*What is being asked*: Look through the material below. Copy each line that contains the string "rank".

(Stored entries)
★ ★ ★

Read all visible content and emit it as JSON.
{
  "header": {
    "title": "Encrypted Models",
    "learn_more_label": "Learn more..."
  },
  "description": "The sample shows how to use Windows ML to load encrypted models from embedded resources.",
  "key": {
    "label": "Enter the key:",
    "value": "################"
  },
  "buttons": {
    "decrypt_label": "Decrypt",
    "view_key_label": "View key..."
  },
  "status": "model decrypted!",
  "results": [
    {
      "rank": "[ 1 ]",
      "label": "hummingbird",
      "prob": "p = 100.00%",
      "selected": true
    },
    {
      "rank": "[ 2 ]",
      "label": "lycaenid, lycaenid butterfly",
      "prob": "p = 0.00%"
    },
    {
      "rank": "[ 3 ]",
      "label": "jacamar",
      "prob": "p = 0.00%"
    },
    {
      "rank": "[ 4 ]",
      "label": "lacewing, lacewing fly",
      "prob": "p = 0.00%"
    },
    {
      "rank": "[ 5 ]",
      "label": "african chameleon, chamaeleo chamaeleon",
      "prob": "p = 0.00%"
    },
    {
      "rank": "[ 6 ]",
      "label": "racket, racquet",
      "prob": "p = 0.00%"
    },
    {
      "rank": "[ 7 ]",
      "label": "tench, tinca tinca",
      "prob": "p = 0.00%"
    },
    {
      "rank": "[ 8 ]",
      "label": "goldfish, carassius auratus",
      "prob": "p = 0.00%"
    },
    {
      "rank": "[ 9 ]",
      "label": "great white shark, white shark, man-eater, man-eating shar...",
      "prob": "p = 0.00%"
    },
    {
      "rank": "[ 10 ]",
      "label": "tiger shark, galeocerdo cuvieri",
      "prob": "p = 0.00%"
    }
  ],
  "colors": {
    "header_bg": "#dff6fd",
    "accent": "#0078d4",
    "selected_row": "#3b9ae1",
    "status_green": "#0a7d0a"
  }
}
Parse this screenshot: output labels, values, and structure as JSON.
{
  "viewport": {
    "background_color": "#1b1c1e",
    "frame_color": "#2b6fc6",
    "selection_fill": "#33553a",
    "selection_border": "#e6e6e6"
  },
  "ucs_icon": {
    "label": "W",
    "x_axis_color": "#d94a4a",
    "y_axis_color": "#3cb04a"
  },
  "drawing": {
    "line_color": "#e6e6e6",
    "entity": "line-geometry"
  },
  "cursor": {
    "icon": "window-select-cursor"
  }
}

★ ★ ★

*The completed task*:
      "rank": "[ 1 ]",
      "rank": "[ 2 ]",
      "rank": "[ 3 ]",
      "rank": "[ 4 ]",
      "rank": "[ 5 ]",
      "rank": "[ 6 ]",
      "rank": "[ 7 ]",
      "rank": "[ 8 ]",
      "rank": "[ 9 ]",
      "rank": "[ 10 ]",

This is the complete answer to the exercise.